| GOAL |
Give the material again in full, matching it exactly.

───── TASK DATA ─────

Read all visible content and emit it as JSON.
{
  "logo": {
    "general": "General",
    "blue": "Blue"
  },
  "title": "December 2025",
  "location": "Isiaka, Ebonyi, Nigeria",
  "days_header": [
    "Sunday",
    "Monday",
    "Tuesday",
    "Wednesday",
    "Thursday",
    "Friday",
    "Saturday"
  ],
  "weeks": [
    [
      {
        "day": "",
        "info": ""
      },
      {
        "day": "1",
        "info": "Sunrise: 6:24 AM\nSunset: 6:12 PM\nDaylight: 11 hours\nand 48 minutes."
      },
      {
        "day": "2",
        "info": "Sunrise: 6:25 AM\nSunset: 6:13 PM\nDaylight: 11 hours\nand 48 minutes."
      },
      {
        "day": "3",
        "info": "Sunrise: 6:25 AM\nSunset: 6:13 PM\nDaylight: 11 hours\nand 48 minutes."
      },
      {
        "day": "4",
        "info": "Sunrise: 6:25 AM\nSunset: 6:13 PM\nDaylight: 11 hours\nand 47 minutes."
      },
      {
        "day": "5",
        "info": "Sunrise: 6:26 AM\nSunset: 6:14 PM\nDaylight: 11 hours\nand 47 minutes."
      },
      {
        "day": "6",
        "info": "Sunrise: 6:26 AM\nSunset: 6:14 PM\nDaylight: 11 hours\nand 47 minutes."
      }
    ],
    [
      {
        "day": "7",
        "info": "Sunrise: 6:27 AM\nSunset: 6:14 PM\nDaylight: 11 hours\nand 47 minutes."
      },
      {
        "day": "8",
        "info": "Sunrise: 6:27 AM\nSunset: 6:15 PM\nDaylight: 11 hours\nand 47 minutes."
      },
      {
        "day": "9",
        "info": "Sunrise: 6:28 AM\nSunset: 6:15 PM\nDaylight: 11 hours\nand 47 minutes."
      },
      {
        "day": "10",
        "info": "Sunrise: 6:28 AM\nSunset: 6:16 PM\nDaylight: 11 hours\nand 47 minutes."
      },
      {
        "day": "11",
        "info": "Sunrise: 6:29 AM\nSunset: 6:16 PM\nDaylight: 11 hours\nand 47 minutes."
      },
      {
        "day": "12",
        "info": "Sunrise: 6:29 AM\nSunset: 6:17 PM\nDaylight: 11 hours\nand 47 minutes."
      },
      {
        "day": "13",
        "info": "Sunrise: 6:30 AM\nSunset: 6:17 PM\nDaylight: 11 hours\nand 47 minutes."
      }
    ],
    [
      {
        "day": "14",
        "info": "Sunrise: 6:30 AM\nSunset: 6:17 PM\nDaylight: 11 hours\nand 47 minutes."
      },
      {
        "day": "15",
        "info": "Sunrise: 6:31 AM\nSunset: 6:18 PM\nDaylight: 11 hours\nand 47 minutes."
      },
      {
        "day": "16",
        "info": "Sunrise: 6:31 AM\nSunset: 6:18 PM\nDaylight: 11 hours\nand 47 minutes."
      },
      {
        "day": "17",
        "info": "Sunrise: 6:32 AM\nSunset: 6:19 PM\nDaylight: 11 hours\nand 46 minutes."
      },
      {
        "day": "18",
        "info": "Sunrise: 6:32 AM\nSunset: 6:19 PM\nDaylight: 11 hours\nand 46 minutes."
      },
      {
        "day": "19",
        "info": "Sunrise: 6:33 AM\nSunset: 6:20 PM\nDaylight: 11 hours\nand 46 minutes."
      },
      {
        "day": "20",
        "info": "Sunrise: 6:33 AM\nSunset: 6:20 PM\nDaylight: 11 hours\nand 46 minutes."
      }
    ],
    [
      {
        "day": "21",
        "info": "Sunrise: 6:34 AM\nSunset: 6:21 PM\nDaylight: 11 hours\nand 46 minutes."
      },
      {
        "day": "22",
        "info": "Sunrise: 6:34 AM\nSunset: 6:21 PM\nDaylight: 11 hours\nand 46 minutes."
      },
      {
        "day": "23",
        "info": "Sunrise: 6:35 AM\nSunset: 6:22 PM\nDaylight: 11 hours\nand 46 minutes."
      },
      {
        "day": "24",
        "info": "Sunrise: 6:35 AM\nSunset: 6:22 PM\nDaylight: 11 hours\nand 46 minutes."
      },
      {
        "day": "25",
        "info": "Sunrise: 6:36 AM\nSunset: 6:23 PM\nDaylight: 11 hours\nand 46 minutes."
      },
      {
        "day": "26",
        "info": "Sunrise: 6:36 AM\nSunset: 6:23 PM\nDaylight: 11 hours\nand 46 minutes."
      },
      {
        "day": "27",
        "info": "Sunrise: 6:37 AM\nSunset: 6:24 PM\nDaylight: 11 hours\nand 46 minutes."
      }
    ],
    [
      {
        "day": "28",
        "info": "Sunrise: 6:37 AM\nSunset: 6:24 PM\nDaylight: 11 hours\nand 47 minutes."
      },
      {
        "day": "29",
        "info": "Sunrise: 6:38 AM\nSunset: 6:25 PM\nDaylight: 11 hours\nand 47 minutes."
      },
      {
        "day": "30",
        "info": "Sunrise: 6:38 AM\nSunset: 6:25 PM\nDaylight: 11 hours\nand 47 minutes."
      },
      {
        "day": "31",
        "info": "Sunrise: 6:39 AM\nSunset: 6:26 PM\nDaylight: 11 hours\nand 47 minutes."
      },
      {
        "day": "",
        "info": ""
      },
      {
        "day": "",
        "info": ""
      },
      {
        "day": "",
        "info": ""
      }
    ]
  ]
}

─────

| SOLUTION |
Read all visible content and emit it as JSON.
{
  "logo": {
    "general": "General",
    "blue": "Blue"
  },
  "title": "December 2025",
  "location": "Isiaka, Ebonyi, Nigeria",
  "days_header": [
    "Sunday",
    "Monday",
    "Tuesday",
    "Wednesday",
    "Thursday",
    "Friday",
    "Saturday"
  ],
  "weeks": [
    [
      {
        "day": "",
        "info": ""
      },
      {
        "day": "1",
        "info": "Sunrise: 6:24 AM\nSunset: 6:12 PM\nDaylight: 11 hours\nand 48 minutes."
      },
      {
        "day": "2",
        "info": "Sunrise: 6:25 AM\nSunset: 6:13 PM\nDaylight: 11 hours\nand 48 minutes."
      },
      {
        "day": "3",
        "info": "Sunrise: 6:25 AM\nSunset: 6:13 PM\nDaylight: 11 hours\nand 48 minutes."
      },
      {
        "day": "4",
        "info": "Sunrise: 6:25 AM\nSunset: 6:13 PM\nDaylight: 11 hours\nand 47 minutes."
      },
      {
        "day": "5",
        "info": "Sunrise: 6:26 AM\nSunset: 6:14 PM\nDaylight: 11 hours\nand 47 minutes."
      },
      {
        "day": "6",
        "info": "Sunrise: 6:26 AM\nSunset: 6:14 PM\nDaylight: 11 hours\nand 47 minutes."
      }
    ],
    [
      {
        "day": "7",
        "info": "Sunrise: 6:27 AM\nSunset: 6:14 PM\nDaylight: 11 hours\nand 47 minutes."
      },
      {
        "day": "8",
        "info": "Sunrise: 6:27 AM\nSunset: 6:15 PM\nDaylight: 11 hours\nand 47 minutes."
      },
      {
        "day": "9",
        "info": "Sunrise: 6:28 AM\nSunset: 6:15 PM\nDaylight: 11 hours\nand 47 minutes."
      },
      {
        "day": "10",
        "info": "Sunrise: 6:28 AM\nSunset: 6:16 PM\nDaylight: 11 hours\nand 47 minutes."
      },
      {
        "day": "11",
        "info": "Sunrise: 6:29 AM\nSunset: 6:16 PM\nDaylight: 11 hours\nand 47 minutes."
      },
      {
        "day": "12",
        "info": "Sunrise: 6:29 AM\nSunset: 6:17 PM\nDaylight: 11 hours\nand 47 minutes."
      },
      {
        "day": "13",
        "info": "Sunrise: 6:30 AM\nSunset: 6:17 PM\nDaylight: 11 hours\nand 47 minutes."
      }
    ],
    [
      {
        "day": "14",
        "info": "Sunrise: 6:30 AM\nSunset: 6:17 PM\nDaylight: 11 hours\nand 47 minutes."
      },
      {
        "day": "15",
        "info": "Sunrise: 6:31 AM\nSunset: 6:18 PM\nDaylight: 11 hours\nand 47 minutes."
      },
      {
        "day": "16",
        "info": "Sunrise: 6:31 AM\nSunset: 6:18 PM\nDaylight: 11 hours\nand 47 minutes."
      },
      {
        "day": "17",
        "info": "Sunrise: 6:32 AM\nSunset: 6:19 PM\nDaylight: 11 hours\nand 46 minutes."
      },
      {
        "day": "18",
        "info": "Sunrise: 6:32 AM\nSunset: 6:19 PM\nDaylight: 11 hours\nand 46 minutes."
      },
      {
        "day": "19",
        "info": "Sunrise: 6:33 AM\nSunset: 6:20 PM\nDaylight: 11 hours\nand 46 minutes."
      },
      {
        "day": "20",
        "info": "Sunrise: 6:33 AM\nSunset: 6:20 PM\nDaylight: 11 hours\nand 46 minutes."
      }
    ],
    [
      {
        "day": "21",
        "info": "Sunrise: 6:34 AM\nSunset: 6:21 PM\nDaylight: 11 hours\nand 46 minutes."
      },
      {
        "day": "22",
        "info": "Sunrise: 6:34 AM\nSunset: 6:21 PM\nDaylight: 11 hours\nand 46 minutes."
      },
      {
        "day": "23",
        "info": "Sunrise: 6:35 AM\nSunset: 6:22 PM\nDaylight: 11 hours\nand 46 minutes."
      },
      {
        "day": "24",
        "info": "Sunrise: 6:35 AM\nSunset: 6:22 PM\nDaylight: 11 hours\nand 46 minutes."
      },
      {
        "day": "25",
        "info": "Sunrise: 6:36 AM\nSunset: 6:23 PM\nDaylight: 11 hours\nand 46 minutes."
      },
      {
        "day": "26",
        "info": "Sunrise: 6:36 AM\nSunset: 6:23 PM\nDaylight: 11 hours\nand 46 minutes."
      },
      {
        "day": "27",
        "info": "Sunrise: 6:37 AM\nSunset: 6:24 PM\nDaylight: 11 hours\nand 46 minutes."
      }
    ],
    [
      {
        "day": "28",
        "info": "Sunrise: 6:37 AM\nSunset: 6:24 PM\nDaylight: 11 hours\nand 47 minutes."
      },
      {
        "day": "29",
        "info": "Sunrise: 6:38 AM\nSunset: 6:25 PM\nDaylight: 11 hours\nand 47 minutes."
      },
      {
        "day": "30",
        "info": "Sunrise: 6:38 AM\nSunset: 6:25 PM\nDaylight: 11 hours\nand 47 minutes."
      },
      {
        "day": "31",
        "info": "Sunrise: 6:39 AM\nSunset: 6:26 PM\nDaylight: 11 hours\nand 47 minutes."
      },
      {
        "day": "",
        "info": ""
      },
      {
        "day": "",
        "info": ""
      },
      {
        "day": "",
        "info": ""
      }
    ]
  ]
}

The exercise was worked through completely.